Instructions for the task -
Answer these three questions using the article on holiday credit defaults.
1. By how much did credit card application inquiries climb in the December quarter over the last five years?
2. What payment amount and overdue period count as a credit default?
3. By how much did credit application inquiries fall between January and October?

AUSTRALIANS who apply for credit in December are at a greater risk of being left with a black mark against their name.

Latest data from credit reporting agency Veda shows over the past five years the rate of credit defaults has risen in the December quarter.

Veda spokeswoman Belinda Diprose says consumers often turn to credit at Christmas time to help fund their excessive festive spending.

"What happens to these people in the new year is that there's an 8.5 per cent increase in the default rate," she says.

"This indicates people are overextending themselves and putting themselves into debt stress early in the new year."

Veda data also shows credit card application inquiries climbed by 10.3 per cent over the last five years in the December quarter.

Diprose says credit defaults occur when a customer fails to meet a payment that is more than $100 and is at least 60 days overdue.

This can extend to mortgage repayments, car loans, personal loans and utility bills.

Despite a drop in credit application inquiries - which fell by 5.6 per cent between January and October - Diprose says consumers should avoid overspending during the Christmas period and reduce their risks of running into financial trouble in 2013.

"It's easy to get caught up in spending, so it's really important for people to keep a handle on the amounts they are spending," she says.

"I don't think people realise the long-term impacts on their credit history if they do have a default.

H&Y have specialist consultants dealing with credit defaults and refinancing. Make sure you talk to us before the problem gets out of hand. Some handy tips from reporting agency, Veda:


* There are so many cards and loans on offer so ensure you research which one is best for you.

* Make a list of your credit card spending and crosscheck it with your budget.

* Keep a handle on what you owe.

* Pay on time and save interest charges.

* Stay up to date with your credit rating.

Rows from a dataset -
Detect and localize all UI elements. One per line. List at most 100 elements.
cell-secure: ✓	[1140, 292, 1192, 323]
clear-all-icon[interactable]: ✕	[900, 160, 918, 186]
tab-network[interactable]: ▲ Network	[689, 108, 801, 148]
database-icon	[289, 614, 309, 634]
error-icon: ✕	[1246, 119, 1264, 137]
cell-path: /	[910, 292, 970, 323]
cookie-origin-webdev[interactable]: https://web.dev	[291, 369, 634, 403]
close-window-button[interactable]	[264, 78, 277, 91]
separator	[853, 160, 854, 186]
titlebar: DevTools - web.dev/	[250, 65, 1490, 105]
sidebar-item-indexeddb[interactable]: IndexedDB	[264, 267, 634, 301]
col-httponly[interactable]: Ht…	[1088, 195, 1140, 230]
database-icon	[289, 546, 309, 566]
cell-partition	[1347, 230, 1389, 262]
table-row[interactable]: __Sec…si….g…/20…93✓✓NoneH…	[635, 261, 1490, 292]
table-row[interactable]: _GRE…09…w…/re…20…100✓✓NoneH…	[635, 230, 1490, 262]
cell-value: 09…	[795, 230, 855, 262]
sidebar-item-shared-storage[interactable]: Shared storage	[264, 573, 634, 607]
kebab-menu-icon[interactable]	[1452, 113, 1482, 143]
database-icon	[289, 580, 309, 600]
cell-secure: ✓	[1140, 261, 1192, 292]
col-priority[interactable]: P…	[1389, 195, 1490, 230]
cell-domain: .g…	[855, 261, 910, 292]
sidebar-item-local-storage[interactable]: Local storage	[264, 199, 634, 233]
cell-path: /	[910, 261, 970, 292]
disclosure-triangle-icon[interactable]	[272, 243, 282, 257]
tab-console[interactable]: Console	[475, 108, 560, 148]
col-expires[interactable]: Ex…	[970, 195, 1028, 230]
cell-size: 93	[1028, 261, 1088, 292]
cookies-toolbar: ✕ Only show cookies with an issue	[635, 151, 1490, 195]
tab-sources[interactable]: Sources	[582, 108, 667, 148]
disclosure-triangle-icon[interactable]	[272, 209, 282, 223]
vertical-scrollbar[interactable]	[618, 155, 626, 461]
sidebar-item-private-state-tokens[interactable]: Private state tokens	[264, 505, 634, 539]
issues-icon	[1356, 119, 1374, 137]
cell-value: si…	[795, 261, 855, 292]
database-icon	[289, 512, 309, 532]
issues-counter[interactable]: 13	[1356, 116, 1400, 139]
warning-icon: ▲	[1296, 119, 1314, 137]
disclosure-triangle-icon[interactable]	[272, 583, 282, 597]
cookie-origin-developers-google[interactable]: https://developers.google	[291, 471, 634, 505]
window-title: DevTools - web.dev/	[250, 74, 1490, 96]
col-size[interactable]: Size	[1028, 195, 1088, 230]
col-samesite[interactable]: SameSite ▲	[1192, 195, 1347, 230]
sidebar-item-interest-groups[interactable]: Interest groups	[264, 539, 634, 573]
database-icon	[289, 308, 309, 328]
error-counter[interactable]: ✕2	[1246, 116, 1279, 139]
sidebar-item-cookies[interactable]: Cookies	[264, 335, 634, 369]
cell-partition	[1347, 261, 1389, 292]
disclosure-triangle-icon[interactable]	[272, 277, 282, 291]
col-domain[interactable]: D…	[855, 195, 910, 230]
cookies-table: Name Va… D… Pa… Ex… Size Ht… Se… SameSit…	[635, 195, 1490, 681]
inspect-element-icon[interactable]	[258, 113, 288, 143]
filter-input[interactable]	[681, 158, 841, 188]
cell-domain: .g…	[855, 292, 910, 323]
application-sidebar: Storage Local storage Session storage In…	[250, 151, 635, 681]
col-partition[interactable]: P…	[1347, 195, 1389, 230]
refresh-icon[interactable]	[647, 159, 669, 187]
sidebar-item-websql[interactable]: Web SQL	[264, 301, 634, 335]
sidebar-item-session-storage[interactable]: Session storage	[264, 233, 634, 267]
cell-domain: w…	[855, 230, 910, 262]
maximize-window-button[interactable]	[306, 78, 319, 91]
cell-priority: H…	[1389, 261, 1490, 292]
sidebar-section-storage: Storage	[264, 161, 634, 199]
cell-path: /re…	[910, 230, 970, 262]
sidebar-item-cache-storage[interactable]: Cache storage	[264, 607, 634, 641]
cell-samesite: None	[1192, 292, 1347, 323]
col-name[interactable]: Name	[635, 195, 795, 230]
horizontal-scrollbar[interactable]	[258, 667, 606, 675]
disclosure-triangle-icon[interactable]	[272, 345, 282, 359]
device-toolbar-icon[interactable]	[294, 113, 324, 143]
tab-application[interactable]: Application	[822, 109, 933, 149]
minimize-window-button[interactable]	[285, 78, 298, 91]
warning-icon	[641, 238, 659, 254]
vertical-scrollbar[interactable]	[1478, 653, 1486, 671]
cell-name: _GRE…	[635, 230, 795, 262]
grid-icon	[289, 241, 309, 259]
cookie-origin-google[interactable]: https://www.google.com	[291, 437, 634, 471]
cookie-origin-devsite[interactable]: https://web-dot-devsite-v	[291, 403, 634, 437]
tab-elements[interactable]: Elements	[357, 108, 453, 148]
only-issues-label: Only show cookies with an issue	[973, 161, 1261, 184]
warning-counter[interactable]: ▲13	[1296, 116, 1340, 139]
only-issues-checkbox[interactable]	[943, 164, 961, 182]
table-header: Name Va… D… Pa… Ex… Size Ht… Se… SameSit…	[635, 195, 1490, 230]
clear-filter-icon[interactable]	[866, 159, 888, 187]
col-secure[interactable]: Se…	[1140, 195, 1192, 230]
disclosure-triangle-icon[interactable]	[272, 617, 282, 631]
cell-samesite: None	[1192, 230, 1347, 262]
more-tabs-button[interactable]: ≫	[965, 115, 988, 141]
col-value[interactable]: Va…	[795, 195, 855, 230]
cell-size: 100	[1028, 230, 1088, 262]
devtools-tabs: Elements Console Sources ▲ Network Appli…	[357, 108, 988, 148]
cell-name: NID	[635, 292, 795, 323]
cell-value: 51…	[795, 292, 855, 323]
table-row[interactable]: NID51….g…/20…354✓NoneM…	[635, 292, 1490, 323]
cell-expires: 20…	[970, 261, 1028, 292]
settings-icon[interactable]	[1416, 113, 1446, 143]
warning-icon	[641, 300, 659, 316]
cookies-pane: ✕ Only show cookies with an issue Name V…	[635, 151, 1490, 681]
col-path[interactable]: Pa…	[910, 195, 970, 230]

Response to the task -
1. 10.3 percent
2. A missed payment of more than $100 that is at least 60 days overdue
3. 5.6 percent